### TASK OBJECTIVE
Count each line in which the word "слова" appears. Reply with the total and nothing more.

### STORED RECORDS

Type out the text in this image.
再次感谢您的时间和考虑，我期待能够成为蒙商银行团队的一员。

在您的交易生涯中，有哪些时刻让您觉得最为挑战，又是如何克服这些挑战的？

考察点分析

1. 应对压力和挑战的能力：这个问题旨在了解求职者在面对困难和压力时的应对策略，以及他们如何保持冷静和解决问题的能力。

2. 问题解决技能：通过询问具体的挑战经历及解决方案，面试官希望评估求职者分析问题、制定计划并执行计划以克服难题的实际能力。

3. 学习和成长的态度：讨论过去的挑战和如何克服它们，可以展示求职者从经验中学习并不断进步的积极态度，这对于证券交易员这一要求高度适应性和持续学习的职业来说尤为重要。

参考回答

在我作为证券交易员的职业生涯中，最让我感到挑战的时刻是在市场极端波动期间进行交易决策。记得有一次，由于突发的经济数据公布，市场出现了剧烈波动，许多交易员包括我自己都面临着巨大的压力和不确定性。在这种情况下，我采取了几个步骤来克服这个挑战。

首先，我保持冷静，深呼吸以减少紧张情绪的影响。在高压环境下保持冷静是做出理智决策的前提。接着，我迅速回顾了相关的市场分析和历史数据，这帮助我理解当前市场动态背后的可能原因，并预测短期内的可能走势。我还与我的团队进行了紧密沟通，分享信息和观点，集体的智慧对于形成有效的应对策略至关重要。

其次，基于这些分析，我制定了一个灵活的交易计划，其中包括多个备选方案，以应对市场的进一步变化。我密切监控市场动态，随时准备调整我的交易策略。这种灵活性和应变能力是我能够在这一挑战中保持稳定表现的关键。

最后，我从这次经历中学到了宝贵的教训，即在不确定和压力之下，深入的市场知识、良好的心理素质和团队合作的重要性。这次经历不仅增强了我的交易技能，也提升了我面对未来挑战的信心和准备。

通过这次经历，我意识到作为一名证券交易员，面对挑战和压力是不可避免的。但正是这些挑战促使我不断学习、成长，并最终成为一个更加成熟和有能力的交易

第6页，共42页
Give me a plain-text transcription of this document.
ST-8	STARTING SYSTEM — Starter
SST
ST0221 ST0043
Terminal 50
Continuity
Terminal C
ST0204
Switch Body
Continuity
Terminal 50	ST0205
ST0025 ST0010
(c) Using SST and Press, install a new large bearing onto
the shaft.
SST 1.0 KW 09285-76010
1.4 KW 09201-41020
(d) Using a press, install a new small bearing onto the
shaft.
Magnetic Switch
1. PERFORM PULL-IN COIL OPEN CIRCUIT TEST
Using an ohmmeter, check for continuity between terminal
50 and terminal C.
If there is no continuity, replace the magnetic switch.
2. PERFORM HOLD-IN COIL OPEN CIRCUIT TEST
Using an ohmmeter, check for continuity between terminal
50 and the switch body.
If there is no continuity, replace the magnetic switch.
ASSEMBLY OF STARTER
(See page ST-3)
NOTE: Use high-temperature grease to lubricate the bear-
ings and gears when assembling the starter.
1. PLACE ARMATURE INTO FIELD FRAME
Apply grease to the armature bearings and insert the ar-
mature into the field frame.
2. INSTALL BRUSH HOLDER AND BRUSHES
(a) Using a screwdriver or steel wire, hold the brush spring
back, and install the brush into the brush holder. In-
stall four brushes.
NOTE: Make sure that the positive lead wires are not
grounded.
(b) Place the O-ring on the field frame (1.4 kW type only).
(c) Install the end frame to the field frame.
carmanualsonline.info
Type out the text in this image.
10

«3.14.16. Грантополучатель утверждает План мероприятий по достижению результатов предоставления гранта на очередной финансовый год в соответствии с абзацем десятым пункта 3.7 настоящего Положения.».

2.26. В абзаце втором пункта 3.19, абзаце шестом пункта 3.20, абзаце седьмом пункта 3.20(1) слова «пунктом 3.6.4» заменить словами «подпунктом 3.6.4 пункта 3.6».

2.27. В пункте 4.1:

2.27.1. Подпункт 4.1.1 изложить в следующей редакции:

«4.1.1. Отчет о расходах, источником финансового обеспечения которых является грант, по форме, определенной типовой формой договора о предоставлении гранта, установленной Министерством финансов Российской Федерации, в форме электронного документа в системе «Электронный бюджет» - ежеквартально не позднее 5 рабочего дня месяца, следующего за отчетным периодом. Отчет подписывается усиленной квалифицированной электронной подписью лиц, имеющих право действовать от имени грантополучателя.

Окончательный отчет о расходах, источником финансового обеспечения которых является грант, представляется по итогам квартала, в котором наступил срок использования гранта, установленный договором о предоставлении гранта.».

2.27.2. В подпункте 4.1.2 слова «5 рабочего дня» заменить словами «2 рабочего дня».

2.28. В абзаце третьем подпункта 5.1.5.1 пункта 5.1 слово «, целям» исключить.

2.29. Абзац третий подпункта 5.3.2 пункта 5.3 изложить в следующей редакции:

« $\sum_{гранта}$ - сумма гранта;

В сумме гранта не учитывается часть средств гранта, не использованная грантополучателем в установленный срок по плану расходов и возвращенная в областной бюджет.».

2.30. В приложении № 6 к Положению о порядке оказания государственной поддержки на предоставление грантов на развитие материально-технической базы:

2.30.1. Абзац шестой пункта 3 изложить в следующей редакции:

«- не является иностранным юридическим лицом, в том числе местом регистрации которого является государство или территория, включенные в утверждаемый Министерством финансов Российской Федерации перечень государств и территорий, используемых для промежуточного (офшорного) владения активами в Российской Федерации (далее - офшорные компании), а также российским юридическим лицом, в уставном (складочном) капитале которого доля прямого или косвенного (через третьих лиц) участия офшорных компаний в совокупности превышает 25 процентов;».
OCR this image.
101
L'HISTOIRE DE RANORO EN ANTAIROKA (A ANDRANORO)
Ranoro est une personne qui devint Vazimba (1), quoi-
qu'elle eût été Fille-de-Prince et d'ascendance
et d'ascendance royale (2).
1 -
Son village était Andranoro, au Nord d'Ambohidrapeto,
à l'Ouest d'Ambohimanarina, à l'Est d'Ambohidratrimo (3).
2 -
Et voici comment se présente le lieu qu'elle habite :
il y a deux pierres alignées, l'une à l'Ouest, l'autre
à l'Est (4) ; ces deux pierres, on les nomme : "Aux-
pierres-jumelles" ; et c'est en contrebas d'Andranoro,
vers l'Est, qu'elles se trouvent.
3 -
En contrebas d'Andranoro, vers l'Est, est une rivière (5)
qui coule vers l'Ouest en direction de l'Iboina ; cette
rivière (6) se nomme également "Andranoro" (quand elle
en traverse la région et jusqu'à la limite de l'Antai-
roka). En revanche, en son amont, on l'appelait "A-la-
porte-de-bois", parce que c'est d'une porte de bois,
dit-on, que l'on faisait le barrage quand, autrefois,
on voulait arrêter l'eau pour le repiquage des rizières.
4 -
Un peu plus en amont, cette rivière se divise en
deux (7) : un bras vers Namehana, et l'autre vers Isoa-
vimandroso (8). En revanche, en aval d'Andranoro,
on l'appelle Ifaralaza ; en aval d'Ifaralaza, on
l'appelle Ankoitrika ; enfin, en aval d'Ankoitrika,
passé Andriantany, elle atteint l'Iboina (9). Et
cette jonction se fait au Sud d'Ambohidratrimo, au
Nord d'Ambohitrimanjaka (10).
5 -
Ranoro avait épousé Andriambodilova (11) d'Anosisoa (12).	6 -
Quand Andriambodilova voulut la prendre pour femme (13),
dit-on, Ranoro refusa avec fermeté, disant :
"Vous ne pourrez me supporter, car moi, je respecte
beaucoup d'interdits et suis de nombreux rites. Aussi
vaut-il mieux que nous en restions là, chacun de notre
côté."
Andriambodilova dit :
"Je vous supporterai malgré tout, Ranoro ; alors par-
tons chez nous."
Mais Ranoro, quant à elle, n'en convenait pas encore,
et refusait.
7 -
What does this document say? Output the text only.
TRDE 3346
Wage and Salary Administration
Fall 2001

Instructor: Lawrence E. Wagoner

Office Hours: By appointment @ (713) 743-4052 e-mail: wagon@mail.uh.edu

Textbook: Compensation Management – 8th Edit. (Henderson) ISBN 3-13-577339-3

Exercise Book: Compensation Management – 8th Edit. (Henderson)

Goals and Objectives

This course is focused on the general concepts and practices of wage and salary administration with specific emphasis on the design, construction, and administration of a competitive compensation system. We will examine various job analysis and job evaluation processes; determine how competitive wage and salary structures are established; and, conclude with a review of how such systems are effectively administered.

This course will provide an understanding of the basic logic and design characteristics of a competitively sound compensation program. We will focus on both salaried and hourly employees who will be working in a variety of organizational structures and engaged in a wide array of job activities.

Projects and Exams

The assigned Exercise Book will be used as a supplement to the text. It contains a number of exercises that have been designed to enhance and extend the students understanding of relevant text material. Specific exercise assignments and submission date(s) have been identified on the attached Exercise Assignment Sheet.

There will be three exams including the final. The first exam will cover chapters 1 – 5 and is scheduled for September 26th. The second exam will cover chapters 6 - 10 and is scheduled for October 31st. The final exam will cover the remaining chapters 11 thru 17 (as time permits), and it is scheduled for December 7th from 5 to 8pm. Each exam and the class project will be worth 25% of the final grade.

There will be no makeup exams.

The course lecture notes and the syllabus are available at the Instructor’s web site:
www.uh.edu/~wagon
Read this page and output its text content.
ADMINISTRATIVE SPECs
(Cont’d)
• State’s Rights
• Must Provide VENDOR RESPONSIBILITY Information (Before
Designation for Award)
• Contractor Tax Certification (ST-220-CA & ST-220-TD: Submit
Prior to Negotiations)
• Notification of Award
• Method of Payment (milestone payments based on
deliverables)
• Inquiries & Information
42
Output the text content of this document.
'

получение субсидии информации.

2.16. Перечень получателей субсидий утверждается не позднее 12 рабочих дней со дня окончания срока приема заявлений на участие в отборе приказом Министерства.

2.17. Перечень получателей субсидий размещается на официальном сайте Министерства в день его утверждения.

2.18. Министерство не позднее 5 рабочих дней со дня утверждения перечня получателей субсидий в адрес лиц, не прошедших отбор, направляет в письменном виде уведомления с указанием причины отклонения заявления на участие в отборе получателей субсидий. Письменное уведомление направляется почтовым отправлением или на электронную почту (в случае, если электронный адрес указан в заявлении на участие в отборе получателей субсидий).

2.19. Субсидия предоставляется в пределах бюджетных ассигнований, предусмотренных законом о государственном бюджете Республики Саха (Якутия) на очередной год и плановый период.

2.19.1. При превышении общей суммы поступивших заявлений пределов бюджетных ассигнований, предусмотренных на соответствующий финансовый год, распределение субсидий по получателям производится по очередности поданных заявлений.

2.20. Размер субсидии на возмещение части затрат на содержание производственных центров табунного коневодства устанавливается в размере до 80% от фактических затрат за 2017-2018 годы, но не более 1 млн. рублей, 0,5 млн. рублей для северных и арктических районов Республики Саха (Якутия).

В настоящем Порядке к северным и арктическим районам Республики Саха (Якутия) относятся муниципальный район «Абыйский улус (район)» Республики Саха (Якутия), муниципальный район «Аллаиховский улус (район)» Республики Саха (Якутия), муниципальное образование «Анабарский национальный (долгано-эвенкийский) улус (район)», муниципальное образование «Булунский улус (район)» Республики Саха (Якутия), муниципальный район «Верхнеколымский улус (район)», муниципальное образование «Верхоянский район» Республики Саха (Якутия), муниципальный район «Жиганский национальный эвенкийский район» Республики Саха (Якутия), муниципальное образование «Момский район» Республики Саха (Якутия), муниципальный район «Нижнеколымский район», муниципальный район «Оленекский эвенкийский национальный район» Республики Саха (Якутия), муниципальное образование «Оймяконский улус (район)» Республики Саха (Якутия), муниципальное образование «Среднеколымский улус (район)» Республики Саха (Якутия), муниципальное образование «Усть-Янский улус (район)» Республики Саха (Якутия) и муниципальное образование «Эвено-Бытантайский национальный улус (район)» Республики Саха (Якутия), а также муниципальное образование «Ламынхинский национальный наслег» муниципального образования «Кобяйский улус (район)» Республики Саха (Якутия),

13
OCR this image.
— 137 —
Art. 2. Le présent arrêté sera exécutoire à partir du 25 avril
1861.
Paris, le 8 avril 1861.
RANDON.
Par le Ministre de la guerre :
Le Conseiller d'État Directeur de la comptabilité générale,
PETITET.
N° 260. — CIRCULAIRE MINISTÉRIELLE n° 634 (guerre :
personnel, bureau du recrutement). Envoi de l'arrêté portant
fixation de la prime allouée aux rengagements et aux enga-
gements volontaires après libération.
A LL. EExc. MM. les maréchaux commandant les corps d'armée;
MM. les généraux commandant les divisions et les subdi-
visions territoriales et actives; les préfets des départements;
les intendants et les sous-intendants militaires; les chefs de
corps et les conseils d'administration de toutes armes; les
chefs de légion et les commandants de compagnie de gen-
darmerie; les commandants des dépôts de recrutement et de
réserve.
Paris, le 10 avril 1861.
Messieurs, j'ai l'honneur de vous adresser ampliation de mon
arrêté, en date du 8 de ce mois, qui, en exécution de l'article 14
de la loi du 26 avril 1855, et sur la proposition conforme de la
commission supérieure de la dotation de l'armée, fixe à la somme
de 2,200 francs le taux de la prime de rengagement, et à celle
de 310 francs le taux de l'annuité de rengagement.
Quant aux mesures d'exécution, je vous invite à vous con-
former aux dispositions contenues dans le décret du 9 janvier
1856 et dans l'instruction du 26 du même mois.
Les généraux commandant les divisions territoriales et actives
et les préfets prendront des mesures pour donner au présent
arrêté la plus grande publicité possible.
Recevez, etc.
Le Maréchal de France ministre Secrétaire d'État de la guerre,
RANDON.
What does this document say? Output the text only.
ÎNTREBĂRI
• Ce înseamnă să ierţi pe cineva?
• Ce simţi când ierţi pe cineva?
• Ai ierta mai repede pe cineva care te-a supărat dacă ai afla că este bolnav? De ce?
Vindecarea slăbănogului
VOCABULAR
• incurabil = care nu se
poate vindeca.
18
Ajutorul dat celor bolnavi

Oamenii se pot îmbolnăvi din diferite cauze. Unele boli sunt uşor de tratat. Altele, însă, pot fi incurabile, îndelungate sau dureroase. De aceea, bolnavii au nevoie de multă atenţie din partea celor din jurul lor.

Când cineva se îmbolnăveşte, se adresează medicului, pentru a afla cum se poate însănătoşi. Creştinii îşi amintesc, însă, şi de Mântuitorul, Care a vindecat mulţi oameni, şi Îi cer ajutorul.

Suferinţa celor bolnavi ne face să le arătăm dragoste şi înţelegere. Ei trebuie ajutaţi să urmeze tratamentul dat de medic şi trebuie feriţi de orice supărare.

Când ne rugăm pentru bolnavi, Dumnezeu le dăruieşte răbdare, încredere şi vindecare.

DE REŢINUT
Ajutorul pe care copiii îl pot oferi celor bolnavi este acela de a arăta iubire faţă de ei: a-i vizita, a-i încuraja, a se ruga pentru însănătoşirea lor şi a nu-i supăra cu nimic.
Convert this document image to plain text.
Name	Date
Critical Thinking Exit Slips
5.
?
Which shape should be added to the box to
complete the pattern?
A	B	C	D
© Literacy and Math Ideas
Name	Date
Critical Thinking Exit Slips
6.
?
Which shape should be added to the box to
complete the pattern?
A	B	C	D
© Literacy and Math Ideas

### OUTPUT FOR THIS TASK
2